What the exercise asks –
Say how many lines in the records include the string "close", adding no other words.

Data to process –
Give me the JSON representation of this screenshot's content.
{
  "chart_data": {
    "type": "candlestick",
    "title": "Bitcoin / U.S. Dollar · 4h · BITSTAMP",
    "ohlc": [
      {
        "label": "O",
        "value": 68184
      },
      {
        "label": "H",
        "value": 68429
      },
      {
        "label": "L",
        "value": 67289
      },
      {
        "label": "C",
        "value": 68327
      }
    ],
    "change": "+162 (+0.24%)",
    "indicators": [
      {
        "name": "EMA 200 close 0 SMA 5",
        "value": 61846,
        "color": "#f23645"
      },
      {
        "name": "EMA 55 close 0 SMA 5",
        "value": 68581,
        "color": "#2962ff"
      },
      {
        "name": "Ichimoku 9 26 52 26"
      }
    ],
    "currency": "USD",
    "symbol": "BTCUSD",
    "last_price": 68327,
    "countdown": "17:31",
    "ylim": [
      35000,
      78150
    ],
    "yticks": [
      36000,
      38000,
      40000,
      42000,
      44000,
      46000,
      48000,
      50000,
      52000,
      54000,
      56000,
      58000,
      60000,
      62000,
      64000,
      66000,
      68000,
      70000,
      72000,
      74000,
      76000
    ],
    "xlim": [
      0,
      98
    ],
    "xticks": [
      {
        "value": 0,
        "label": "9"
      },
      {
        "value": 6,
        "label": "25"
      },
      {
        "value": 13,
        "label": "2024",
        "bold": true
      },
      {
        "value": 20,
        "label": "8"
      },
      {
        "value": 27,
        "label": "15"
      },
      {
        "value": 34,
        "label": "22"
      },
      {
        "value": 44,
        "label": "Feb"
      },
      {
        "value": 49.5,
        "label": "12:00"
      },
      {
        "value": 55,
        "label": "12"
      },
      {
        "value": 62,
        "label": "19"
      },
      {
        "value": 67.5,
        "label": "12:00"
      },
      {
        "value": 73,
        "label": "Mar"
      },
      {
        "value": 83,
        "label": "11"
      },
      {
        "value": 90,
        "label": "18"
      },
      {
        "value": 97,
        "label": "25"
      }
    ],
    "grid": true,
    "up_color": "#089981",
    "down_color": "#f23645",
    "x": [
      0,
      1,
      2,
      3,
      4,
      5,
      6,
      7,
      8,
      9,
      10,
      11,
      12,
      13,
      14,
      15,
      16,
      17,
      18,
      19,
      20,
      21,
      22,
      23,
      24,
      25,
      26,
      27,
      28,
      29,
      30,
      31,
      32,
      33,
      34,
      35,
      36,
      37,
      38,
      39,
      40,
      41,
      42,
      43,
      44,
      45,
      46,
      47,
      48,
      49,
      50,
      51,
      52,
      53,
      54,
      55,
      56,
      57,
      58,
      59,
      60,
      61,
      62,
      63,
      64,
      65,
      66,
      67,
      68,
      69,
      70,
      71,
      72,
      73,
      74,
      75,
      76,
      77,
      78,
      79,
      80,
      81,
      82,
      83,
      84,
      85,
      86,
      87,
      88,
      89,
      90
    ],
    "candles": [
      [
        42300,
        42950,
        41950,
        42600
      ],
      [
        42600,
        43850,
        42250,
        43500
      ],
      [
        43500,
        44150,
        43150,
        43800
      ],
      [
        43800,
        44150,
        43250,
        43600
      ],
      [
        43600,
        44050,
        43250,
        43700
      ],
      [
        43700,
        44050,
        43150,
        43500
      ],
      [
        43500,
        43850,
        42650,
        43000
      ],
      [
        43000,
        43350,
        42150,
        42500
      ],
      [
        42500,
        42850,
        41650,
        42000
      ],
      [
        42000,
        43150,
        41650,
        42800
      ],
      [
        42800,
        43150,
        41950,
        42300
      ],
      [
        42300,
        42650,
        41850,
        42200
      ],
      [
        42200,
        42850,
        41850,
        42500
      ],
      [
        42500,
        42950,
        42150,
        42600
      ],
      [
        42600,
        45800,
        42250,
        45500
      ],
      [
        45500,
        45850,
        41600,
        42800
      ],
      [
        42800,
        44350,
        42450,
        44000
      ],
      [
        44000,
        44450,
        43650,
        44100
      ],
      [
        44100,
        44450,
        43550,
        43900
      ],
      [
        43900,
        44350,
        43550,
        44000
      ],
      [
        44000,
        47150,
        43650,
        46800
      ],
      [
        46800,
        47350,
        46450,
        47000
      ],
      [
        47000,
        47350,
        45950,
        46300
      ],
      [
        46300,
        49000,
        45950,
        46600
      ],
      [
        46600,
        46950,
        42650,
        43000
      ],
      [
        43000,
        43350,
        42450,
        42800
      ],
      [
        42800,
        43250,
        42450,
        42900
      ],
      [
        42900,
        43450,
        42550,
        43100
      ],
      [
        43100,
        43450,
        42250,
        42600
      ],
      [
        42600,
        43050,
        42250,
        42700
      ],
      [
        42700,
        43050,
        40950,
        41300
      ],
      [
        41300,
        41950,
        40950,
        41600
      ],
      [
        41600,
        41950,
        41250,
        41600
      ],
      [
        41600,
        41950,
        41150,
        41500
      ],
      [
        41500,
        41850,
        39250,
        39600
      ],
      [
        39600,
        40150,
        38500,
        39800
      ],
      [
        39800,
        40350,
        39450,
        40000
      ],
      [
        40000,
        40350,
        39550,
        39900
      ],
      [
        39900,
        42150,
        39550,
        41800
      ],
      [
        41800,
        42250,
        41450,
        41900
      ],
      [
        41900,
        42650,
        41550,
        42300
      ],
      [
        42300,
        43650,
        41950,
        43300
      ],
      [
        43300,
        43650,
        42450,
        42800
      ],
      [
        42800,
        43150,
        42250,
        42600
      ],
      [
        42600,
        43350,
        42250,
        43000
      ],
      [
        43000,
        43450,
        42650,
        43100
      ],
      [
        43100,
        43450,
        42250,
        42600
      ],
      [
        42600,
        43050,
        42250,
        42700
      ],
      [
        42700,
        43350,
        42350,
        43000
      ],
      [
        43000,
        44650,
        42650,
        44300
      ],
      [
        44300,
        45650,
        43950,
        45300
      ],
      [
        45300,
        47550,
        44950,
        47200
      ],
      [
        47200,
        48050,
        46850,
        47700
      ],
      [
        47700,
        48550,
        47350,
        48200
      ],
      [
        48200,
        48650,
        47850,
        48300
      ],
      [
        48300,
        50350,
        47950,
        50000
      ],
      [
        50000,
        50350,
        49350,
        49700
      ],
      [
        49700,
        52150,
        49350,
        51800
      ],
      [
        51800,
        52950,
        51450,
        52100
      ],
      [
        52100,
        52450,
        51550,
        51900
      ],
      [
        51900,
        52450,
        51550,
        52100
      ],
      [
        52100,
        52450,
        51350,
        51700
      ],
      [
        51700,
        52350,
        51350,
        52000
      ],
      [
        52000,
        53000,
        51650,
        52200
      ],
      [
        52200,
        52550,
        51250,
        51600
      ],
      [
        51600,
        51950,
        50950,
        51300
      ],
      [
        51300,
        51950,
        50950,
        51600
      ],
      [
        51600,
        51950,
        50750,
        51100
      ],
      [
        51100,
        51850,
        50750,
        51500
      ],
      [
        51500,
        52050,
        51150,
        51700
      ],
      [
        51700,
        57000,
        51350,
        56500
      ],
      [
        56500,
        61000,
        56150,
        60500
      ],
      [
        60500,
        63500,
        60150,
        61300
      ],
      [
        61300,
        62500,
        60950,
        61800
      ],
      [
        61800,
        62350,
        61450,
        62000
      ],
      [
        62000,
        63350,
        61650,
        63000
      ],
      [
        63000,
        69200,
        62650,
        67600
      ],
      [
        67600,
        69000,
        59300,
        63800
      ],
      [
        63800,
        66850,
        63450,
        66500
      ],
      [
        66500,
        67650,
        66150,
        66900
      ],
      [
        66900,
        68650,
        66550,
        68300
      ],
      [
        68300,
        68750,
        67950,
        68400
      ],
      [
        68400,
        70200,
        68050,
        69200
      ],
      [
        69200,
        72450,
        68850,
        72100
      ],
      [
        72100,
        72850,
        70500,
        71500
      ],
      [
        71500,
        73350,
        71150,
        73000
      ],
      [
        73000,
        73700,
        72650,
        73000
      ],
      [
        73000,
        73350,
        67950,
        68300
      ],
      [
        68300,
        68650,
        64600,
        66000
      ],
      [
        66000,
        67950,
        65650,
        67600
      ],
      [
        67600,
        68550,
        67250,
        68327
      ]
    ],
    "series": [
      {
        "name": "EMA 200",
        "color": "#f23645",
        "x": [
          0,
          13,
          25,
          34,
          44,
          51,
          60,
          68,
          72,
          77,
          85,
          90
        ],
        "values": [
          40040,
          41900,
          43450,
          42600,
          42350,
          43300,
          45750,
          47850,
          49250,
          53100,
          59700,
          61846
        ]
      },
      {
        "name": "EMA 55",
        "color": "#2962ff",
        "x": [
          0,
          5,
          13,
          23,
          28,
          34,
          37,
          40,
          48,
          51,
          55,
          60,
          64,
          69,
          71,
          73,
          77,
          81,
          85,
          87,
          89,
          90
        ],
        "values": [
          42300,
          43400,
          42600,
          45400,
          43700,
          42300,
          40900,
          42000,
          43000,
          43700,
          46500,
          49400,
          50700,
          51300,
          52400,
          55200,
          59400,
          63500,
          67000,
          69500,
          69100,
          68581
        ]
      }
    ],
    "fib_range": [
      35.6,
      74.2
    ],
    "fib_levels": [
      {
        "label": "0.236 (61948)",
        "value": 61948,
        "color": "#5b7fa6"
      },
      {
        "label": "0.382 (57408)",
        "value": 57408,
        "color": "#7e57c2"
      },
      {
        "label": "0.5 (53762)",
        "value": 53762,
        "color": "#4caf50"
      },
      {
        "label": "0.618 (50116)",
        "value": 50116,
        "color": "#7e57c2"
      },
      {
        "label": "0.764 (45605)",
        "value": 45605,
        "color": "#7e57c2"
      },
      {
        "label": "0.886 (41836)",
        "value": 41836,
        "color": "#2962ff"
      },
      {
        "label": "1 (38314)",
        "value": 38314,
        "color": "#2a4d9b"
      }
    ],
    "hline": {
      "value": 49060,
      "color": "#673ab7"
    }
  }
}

Output below –
2